#### Description of the task
Repeat, exactly and only, the lines from the one containing "Output the text content of this document." to the last line, inclusive; do not repeat the pictures.

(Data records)
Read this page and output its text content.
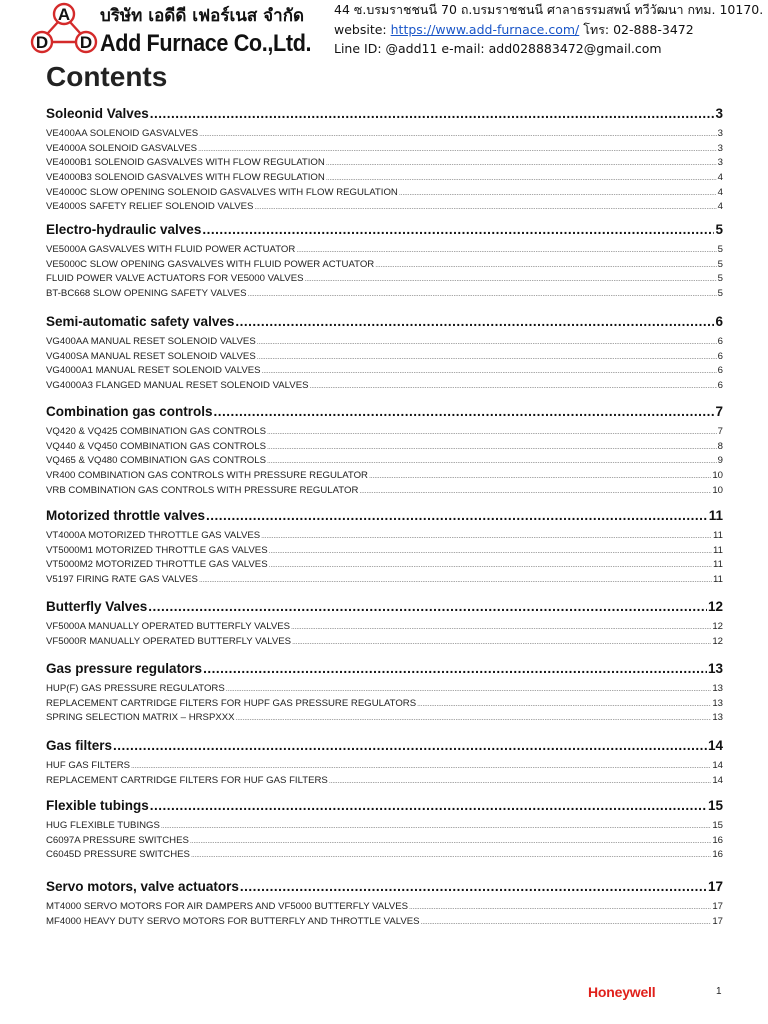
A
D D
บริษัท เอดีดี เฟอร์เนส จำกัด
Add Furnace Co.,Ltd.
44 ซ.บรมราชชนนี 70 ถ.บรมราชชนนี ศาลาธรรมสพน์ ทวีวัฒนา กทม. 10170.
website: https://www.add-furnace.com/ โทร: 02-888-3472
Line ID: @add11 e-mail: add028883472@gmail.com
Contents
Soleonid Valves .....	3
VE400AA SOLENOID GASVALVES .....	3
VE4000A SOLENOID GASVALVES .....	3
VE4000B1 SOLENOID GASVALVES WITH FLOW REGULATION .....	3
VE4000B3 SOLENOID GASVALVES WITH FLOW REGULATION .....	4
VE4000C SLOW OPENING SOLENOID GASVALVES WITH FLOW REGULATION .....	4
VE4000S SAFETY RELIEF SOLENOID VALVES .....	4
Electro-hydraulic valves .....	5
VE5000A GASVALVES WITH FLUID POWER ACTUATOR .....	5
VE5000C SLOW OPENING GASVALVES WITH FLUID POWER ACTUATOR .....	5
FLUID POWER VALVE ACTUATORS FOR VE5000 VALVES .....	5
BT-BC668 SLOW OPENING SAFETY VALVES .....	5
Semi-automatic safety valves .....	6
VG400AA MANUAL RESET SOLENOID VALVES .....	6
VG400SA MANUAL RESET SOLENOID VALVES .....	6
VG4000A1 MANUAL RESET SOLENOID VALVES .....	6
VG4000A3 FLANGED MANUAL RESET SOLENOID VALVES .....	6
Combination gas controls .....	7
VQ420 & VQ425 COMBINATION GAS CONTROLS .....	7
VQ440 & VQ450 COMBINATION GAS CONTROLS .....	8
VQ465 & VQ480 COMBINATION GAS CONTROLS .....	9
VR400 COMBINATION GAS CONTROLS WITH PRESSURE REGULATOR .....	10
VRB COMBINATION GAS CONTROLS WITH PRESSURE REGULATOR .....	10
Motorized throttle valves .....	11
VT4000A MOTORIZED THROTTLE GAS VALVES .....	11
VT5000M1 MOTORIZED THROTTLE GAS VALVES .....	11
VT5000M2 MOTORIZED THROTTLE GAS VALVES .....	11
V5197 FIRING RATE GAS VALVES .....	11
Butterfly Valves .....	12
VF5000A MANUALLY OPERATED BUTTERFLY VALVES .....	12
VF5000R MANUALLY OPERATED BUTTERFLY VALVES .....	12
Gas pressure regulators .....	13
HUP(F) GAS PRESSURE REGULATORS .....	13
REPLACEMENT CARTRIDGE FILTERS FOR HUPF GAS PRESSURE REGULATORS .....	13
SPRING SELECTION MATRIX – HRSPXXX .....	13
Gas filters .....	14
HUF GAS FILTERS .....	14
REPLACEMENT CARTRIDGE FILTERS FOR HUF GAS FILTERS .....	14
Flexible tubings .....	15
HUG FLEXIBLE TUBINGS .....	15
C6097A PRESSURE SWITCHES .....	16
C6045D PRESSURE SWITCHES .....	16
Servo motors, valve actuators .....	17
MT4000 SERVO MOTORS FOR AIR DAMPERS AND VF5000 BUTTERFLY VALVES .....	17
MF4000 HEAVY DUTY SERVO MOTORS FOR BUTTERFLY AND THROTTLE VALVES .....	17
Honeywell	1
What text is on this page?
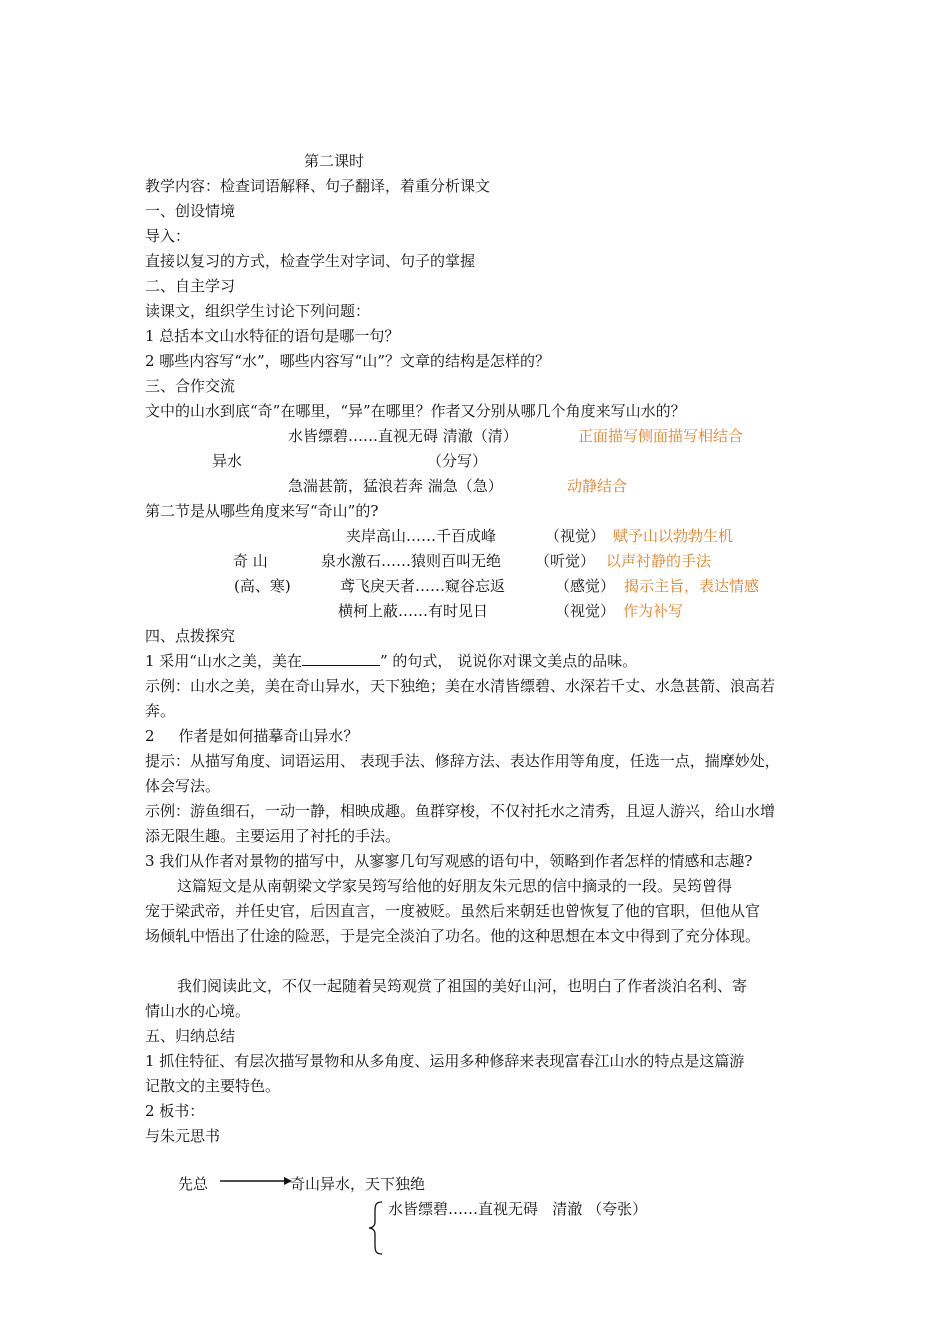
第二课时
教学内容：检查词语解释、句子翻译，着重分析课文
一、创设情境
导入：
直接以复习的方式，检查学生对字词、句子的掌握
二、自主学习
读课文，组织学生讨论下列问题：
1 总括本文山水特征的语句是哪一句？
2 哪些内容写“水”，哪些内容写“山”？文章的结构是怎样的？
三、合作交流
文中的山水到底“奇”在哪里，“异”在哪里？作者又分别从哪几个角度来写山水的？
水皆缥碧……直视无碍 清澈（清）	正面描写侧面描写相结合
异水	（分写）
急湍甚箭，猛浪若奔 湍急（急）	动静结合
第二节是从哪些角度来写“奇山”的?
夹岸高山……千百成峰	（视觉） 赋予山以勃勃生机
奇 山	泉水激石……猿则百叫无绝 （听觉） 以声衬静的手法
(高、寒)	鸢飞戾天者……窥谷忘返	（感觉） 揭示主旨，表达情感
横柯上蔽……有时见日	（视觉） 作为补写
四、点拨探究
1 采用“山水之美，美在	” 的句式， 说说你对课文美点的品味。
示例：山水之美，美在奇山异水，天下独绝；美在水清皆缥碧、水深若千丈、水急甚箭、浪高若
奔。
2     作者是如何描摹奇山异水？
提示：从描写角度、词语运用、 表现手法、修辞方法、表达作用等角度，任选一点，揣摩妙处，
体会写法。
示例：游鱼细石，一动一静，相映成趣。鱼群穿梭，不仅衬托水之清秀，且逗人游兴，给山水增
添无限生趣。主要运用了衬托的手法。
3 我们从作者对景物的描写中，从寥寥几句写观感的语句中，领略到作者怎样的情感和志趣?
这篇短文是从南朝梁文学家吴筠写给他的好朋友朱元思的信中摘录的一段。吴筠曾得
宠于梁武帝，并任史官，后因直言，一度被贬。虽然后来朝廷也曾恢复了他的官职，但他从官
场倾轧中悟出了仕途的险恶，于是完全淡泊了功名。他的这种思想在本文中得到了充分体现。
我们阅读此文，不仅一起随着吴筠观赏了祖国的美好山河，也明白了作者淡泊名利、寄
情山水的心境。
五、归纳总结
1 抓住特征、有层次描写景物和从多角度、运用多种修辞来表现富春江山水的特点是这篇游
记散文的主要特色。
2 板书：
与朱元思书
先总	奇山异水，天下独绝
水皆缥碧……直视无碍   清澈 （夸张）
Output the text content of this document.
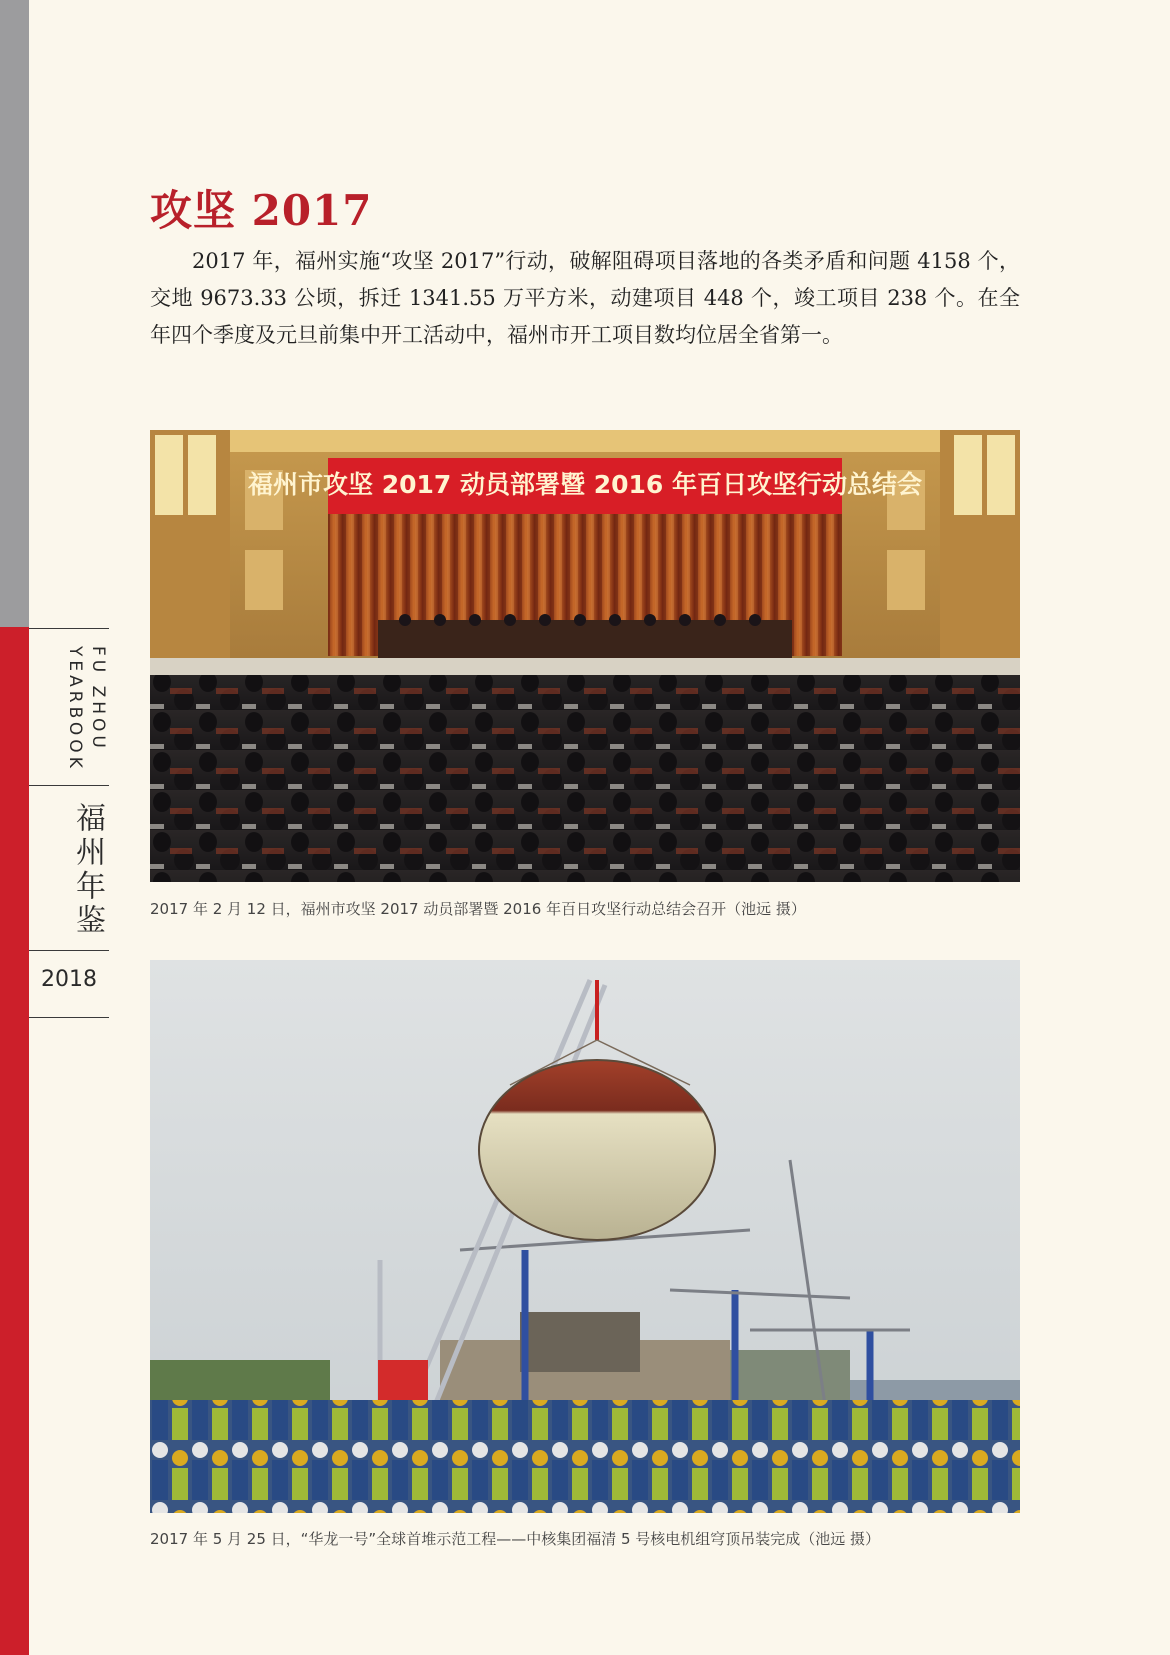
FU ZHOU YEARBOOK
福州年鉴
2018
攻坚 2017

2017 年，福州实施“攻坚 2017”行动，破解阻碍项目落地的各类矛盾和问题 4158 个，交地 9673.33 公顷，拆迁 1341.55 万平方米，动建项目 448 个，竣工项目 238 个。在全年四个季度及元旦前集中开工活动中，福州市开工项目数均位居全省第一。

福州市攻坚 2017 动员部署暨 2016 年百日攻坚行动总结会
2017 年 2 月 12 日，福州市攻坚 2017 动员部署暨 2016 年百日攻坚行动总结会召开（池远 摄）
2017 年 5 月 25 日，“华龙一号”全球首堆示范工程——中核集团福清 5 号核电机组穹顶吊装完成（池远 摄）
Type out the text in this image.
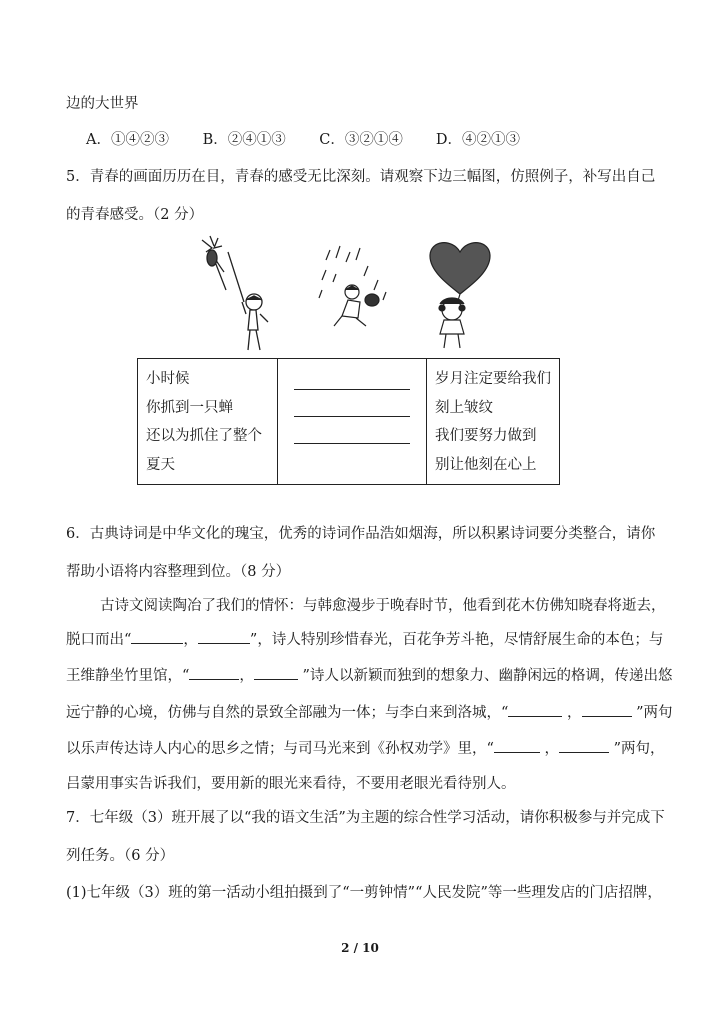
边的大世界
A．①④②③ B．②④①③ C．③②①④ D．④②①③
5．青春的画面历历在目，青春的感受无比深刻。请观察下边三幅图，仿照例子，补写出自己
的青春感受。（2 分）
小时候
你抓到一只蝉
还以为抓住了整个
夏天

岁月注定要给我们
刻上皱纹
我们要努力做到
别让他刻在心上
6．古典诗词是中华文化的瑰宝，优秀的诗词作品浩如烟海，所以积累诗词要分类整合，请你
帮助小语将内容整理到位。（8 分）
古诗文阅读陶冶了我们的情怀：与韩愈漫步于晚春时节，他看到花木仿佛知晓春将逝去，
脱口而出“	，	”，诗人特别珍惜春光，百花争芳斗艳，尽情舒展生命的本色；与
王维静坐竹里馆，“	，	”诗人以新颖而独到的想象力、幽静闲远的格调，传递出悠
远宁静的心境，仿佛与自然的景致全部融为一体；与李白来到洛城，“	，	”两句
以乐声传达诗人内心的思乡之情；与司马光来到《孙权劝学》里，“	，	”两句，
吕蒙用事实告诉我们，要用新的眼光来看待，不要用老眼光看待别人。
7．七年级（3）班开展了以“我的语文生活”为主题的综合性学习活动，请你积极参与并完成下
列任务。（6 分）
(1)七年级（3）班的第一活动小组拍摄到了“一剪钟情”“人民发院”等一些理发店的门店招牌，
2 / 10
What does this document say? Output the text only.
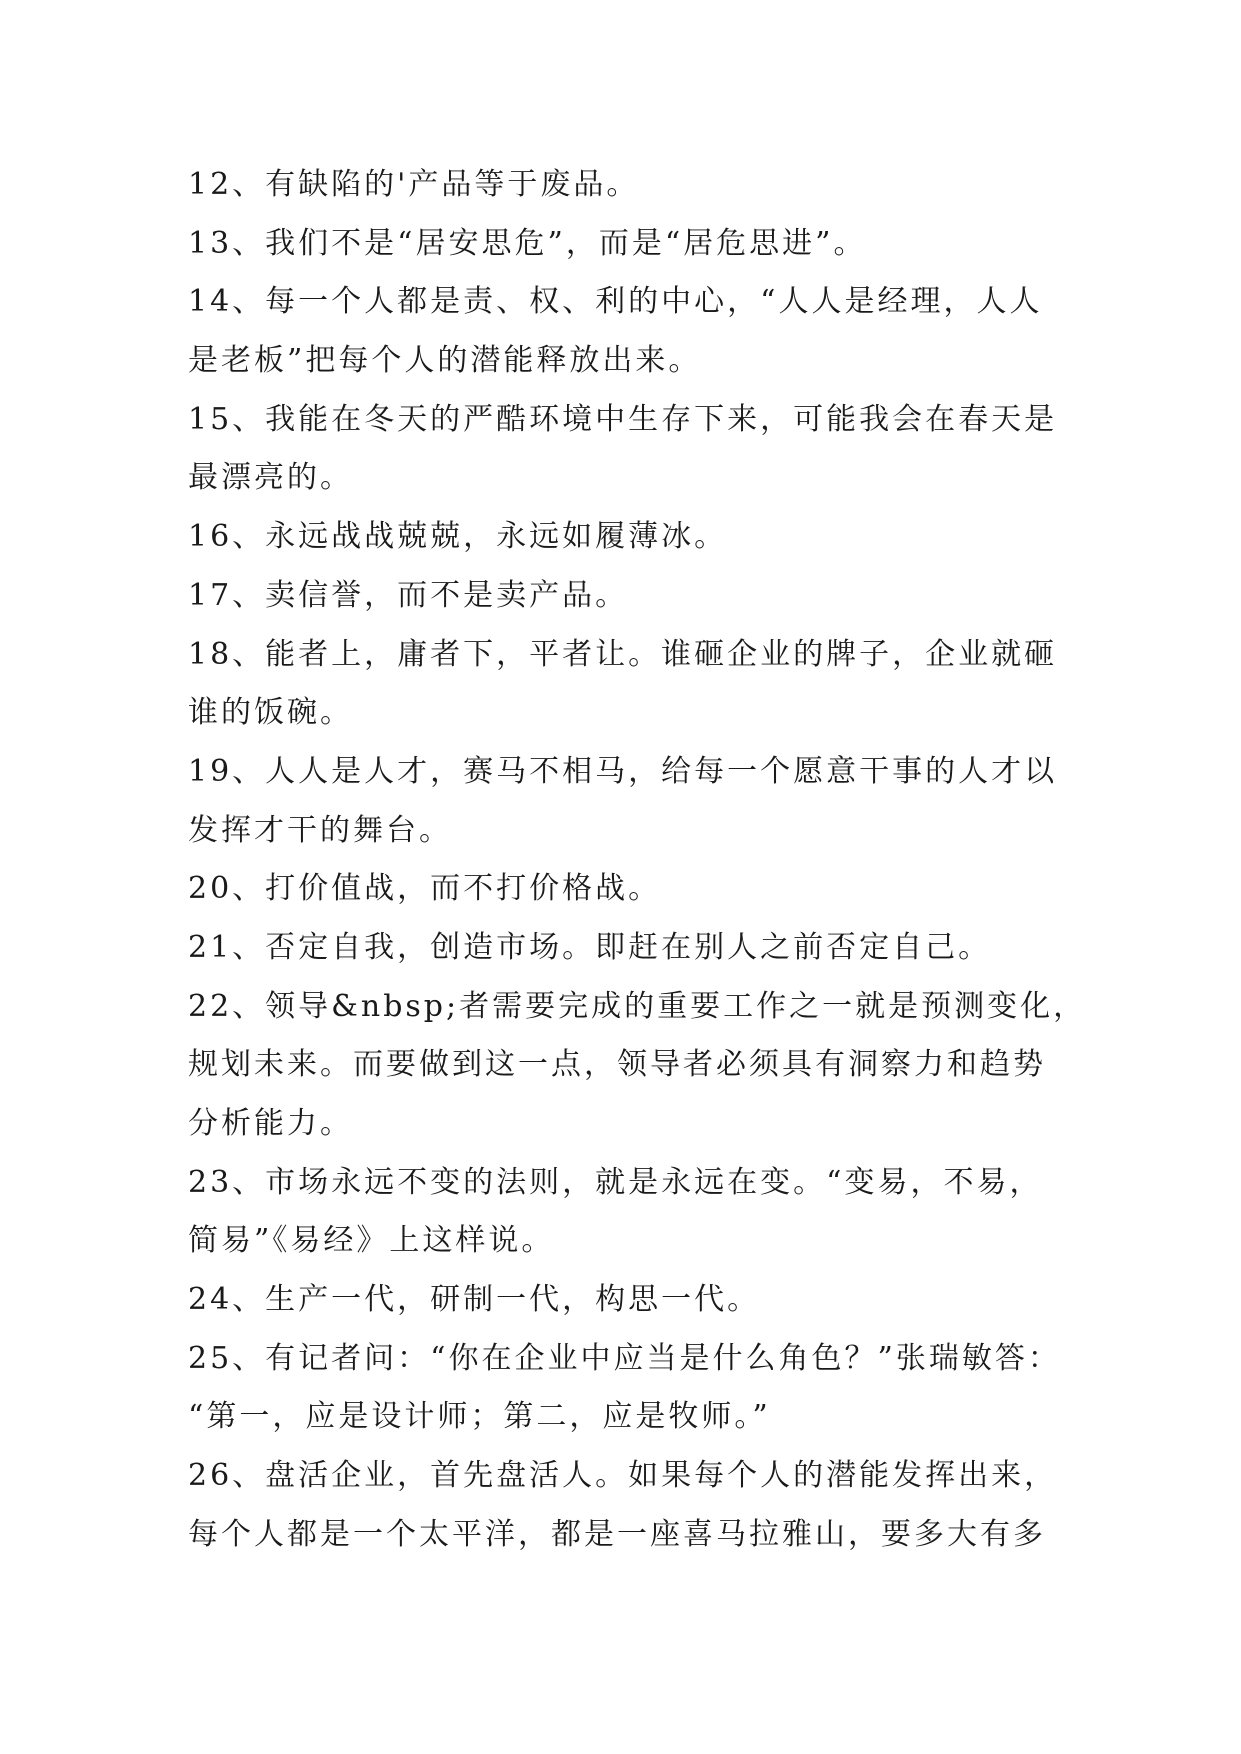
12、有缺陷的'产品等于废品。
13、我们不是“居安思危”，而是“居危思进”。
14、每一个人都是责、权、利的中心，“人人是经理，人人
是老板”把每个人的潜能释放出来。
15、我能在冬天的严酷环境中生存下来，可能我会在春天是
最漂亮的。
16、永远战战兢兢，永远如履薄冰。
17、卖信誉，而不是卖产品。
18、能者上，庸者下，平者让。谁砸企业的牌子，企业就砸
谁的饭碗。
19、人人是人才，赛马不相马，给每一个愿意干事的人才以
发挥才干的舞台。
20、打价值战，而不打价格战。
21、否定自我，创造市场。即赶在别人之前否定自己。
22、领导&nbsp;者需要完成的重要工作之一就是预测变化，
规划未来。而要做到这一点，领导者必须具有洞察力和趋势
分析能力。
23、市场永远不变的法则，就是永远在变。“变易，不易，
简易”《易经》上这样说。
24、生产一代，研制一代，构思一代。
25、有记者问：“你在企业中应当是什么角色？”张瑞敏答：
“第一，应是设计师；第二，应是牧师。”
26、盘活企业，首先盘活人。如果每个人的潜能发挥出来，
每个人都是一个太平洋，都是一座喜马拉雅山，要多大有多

#### Correct response
Output the text content of this document.
FU ZHOU YEARBOOK
福州年鉴
2018
攻坚 2017

2017 年，福州实施“攻坚 2017”行动，破解阻碍项目落地的各类矛盾和问题 4158 个，交地 9673.33 公顷，拆迁 1341.55 万平方米，动建项目 448 个，竣工项目 238 个。在全年四个季度及元旦前集中开工活动中，福州市开工项目数均位居全省第一。

福州市攻坚 2017 动员部署暨 2016 年百日攻坚行动总结会
2017 年 2 月 12 日，福州市攻坚 2017 动员部署暨 2016 年百日攻坚行动总结会召开（池远 摄）
2017 年 5 月 25 日，“华龙一号”全球首堆示范工程——中核集团福清 5 号核电机组穹顶吊装完成（池远 摄）
Type out the text in this image.
边的大世界
A．①④②③ B．②④①③ C．③②①④ D．④②①③
5．青春的画面历历在目，青春的感受无比深刻。请观察下边三幅图，仿照例子，补写出自己
的青春感受。（2 分）
小时候
你抓到一只蝉
还以为抓住了整个
夏天

岁月注定要给我们
刻上皱纹
我们要努力做到
别让他刻在心上
6．古典诗词是中华文化的瑰宝，优秀的诗词作品浩如烟海，所以积累诗词要分类整合，请你
帮助小语将内容整理到位。（8 分）
古诗文阅读陶冶了我们的情怀：与韩愈漫步于晚春时节，他看到花木仿佛知晓春将逝去，
脱口而出“	，	”，诗人特别珍惜春光，百花争芳斗艳，尽情舒展生命的本色；与
王维静坐竹里馆，“	，	”诗人以新颖而独到的想象力、幽静闲远的格调，传递出悠
远宁静的心境，仿佛与自然的景致全部融为一体；与李白来到洛城，“	，	”两句
以乐声传达诗人内心的思乡之情；与司马光来到《孙权劝学》里，“	，	”两句，
吕蒙用事实告诉我们，要用新的眼光来看待，不要用老眼光看待别人。
7．七年级（3）班开展了以“我的语文生活”为主题的综合性学习活动，请你积极参与并完成下
列任务。（6 分）
(1)七年级（3）班的第一活动小组拍摄到了“一剪钟情”“人民发院”等一些理发店的门店招牌，
2 / 10
What does this document say? Output the text only.
12、有缺陷的'产品等于废品。
13、我们不是“居安思危”，而是“居危思进”。
14、每一个人都是责、权、利的中心，“人人是经理，人人
是老板”把每个人的潜能释放出来。
15、我能在冬天的严酷环境中生存下来，可能我会在春天是
最漂亮的。
16、永远战战兢兢，永远如履薄冰。
17、卖信誉，而不是卖产品。
18、能者上，庸者下，平者让。谁砸企业的牌子，企业就砸
谁的饭碗。
19、人人是人才，赛马不相马，给每一个愿意干事的人才以
发挥才干的舞台。
20、打价值战，而不打价格战。
21、否定自我，创造市场。即赶在别人之前否定自己。
22、领导&nbsp;者需要完成的重要工作之一就是预测变化，
规划未来。而要做到这一点，领导者必须具有洞察力和趋势
分析能力。
23、市场永远不变的法则，就是永远在变。“变易，不易，
简易”《易经》上这样说。
24、生产一代，研制一代，构思一代。
25、有记者问：“你在企业中应当是什么角色？”张瑞敏答：
“第一，应是设计师；第二，应是牧师。”
26、盘活企业，首先盘活人。如果每个人的潜能发挥出来，
每个人都是一个太平洋，都是一座喜马拉雅山，要多大有多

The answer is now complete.